* **Supplied data**:
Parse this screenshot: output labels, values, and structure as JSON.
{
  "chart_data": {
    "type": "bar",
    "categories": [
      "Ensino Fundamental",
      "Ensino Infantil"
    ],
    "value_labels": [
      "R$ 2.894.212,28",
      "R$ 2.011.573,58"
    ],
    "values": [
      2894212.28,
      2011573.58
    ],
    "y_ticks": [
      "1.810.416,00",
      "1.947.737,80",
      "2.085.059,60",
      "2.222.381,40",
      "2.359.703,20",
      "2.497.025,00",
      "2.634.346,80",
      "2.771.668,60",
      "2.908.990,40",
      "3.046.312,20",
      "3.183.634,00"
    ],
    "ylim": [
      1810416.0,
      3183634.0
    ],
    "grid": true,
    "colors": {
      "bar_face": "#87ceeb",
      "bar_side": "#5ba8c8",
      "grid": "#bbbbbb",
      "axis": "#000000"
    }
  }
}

==

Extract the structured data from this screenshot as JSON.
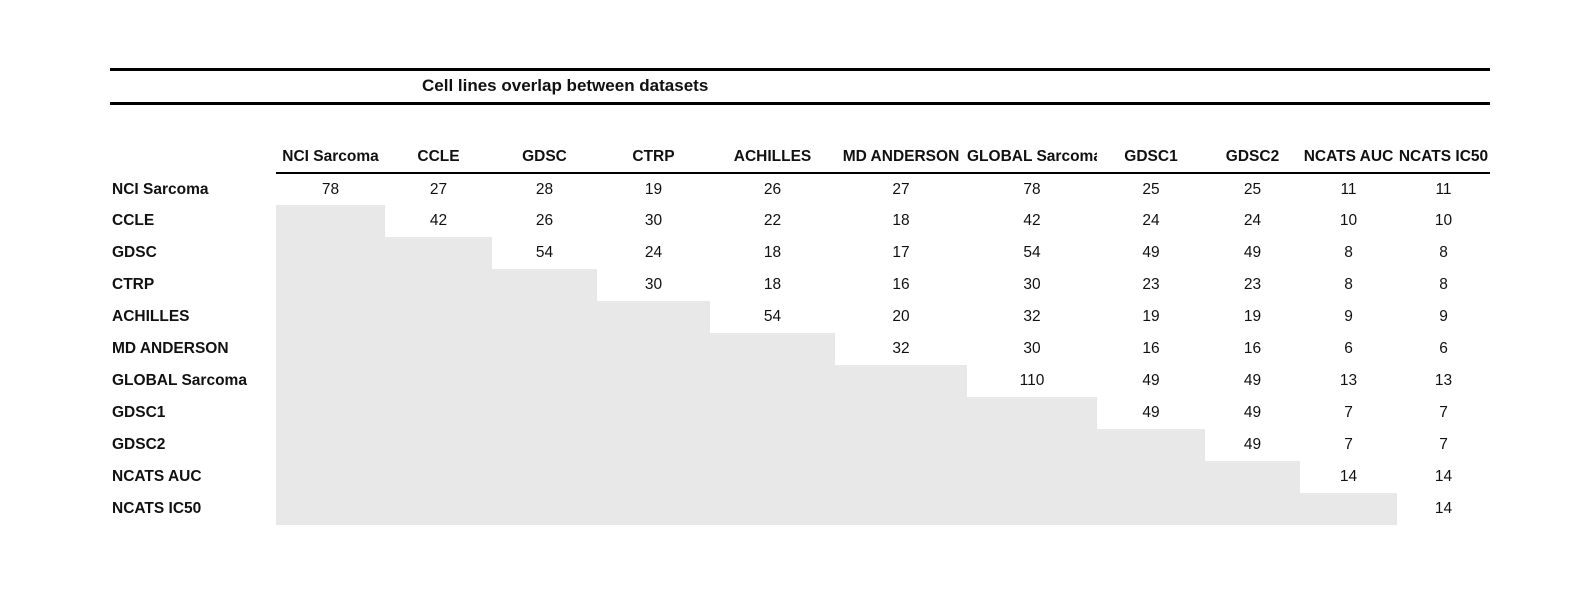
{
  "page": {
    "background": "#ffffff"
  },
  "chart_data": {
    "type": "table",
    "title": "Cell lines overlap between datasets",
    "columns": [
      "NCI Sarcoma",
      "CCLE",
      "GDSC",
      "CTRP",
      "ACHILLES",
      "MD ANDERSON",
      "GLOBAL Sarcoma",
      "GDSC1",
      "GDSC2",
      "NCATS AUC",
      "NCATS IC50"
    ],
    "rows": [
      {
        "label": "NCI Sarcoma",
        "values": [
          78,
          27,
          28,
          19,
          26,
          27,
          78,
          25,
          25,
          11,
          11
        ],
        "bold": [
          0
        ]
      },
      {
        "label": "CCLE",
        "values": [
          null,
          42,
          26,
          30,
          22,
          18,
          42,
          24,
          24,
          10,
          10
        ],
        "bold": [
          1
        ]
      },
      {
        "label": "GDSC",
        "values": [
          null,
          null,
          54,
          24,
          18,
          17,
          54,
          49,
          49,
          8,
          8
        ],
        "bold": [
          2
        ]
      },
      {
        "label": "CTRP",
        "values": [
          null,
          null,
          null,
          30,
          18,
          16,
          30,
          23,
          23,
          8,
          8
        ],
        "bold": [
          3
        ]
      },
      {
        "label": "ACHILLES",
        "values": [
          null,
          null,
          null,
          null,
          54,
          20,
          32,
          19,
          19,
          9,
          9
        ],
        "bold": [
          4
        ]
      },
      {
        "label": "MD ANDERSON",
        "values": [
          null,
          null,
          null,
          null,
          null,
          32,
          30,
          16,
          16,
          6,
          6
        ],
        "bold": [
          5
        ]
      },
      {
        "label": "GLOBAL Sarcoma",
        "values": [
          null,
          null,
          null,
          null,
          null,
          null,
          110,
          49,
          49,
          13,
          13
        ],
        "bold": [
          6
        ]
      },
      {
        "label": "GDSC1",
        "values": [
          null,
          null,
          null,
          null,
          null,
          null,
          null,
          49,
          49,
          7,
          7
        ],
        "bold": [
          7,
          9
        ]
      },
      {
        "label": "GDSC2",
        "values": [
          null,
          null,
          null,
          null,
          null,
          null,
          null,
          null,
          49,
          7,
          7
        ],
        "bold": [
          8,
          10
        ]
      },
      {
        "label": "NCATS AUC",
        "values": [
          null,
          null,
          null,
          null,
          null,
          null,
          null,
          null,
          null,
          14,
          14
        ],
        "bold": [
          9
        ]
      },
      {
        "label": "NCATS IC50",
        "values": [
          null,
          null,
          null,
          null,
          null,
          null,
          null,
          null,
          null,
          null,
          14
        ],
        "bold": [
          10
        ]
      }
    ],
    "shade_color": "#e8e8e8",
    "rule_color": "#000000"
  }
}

* **Stated task**: Where a line above contains the word "this", copy that line.

* **Full solution**:
Parse this screenshot: output labels, values, and structure as JSON.
Extract the structured data from this screenshot as JSON.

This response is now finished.